Written instruction. List each line of the data that holds the string "this", please.
·····
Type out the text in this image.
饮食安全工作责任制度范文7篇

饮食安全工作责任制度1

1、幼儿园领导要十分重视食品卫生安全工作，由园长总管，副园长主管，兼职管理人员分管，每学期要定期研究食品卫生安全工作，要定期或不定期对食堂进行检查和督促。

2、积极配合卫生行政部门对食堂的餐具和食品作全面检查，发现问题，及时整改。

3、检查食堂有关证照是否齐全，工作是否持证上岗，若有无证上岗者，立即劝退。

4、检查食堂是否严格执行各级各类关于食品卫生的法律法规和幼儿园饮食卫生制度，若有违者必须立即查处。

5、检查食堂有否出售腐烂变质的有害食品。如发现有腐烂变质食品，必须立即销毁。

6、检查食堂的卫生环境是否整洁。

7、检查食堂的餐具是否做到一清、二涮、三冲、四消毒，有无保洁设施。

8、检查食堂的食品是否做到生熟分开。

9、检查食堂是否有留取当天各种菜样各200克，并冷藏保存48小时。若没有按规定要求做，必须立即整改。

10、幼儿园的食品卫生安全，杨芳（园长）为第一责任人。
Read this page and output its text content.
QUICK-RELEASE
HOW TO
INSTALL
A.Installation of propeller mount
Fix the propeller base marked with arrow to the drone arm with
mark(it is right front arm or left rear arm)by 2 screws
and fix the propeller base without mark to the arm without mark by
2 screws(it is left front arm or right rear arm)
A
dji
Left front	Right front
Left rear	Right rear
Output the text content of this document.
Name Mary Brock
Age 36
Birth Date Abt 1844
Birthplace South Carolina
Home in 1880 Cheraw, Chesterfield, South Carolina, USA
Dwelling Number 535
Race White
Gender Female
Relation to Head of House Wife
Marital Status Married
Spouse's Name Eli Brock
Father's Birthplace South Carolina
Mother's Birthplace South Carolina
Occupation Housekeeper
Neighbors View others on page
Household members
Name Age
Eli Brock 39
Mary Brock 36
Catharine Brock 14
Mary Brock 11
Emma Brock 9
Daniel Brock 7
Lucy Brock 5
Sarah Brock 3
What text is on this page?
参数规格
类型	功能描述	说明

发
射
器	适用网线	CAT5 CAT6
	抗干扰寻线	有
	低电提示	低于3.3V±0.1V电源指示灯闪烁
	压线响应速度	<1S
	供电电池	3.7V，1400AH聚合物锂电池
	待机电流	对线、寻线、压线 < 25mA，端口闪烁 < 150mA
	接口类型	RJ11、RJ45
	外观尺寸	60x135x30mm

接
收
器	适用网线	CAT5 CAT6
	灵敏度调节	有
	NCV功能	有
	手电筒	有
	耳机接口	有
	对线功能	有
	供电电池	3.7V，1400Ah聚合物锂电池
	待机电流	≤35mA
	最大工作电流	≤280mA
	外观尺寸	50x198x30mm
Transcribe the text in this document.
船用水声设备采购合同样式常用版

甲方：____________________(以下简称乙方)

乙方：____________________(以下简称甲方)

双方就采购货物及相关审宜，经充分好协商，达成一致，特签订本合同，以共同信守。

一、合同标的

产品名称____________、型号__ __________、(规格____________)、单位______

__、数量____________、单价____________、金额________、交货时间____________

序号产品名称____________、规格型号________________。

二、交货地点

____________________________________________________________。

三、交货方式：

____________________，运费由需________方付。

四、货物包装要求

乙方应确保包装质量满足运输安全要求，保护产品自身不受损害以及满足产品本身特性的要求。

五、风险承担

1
·····
The response.
Type out the text in this image.
Read this page and output its text content.
Output the text content of this document.
What text is on this page?
Transcribe the text in this document.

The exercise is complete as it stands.